* Task statement: Select and reproduce each line of the listing below that bears the string "entered".

* Records shown:
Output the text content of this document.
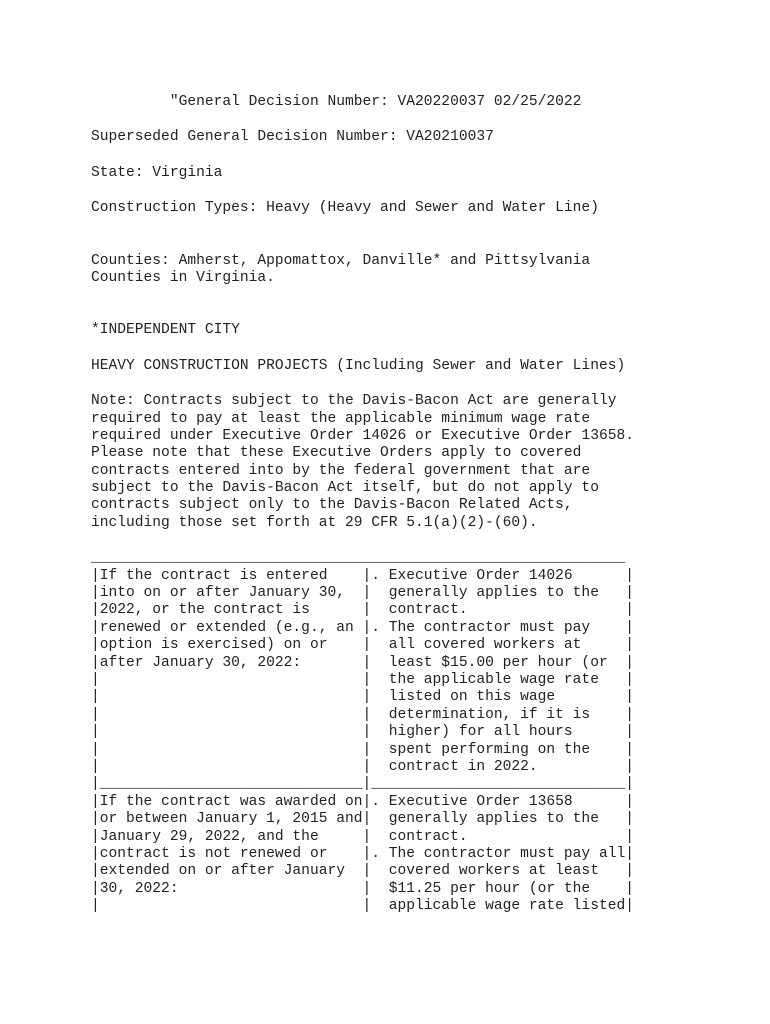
"General Decision Number: VA20220037 02/25/2022
Superseded General Decision Number: VA20210037
State: Virginia
Construction Types: Heavy (Heavy and Sewer and Water Line)
Counties: Amherst, Appomattox, Danville* and Pittsylvania
Counties in Virginia.
*INDEPENDENT CITY
HEAVY CONSTRUCTION PROJECTS (Including Sewer and Water Lines)
Note: Contracts subject to the Davis-Bacon Act are generally
required to pay at least the applicable minimum wage rate
required under Executive Order 14026 or Executive Order 13658.
Please note that these Executive Orders apply to covered
contracts entered into by the federal government that are
subject to the Davis-Bacon Act itself, but do not apply to
contracts subject only to the Davis-Bacon Related Acts,
including those set forth at 29 CFR 5.1(a)(2)-(60).
_____________________________________________________________
|If the contract is entered    |. Executive Order 14026      |
|into on or after January 30,  |  generally applies to the   |
|2022, or the contract is      |  contract.                  |
|renewed or extended (e.g., an |. The contractor must pay    |
|option is exercised) on or    |  all covered workers at     |
|after January 30, 2022:       |  least $15.00 per hour (or  |
|                              |  the applicable wage rate   |
|                              |  listed on this wage        |
|                              |  determination, if it is    |
|                              |  higher) for all hours      |
|                              |  spent performing on the    |
|                              |  contract in 2022.          |
|______________________________|_____________________________|
|If the contract was awarded on|. Executive Order 13658      |
|or between January 1, 2015 and|  generally applies to the   |
|January 29, 2022, and the     |  contract.                  |
|contract is not renewed or    |. The contractor must pay all|
|extended on or after January  |  covered workers at least   |
|30, 2022:                     |  $11.25 per hour (or the    |
|                              |  applicable wage rate listed|
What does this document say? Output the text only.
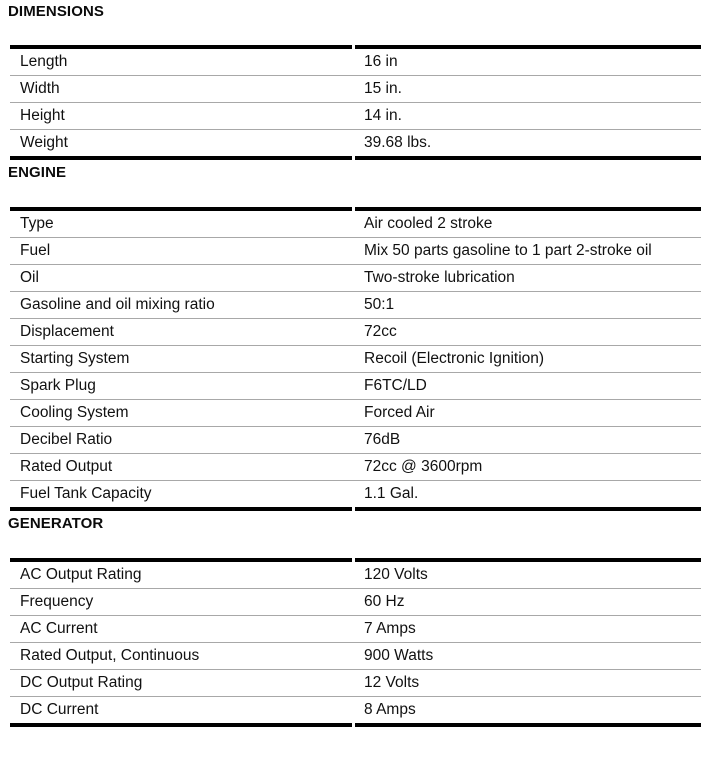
DIMENSIONS
Length	16 in
Width	15 in.
Height	14 in.
Weight	39.68 lbs.
ENGINE
Type	Air cooled 2 stroke
Fuel	Mix 50 parts gasoline to 1 part 2-stroke oil
Oil	Two-stroke lubrication
Gasoline and oil mixing ratio	50:1
Displacement	72cc
Starting System	Recoil (Electronic Ignition)
Spark Plug	F6TC/LD
Cooling System	Forced Air
Decibel Ratio	76dB
Rated Output	72cc @ 3600rpm
Fuel Tank Capacity	1.1 Gal.
GENERATOR
AC Output Rating	120 Volts
Frequency	60 Hz
AC Current	7 Amps
Rated Output, Continuous	900 Watts
DC Output Rating	12 Volts
DC Current	8 Amps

* Answer in full:
contracts entered into by the federal government that are
|If the contract is entered    |. Executive Order 14026      |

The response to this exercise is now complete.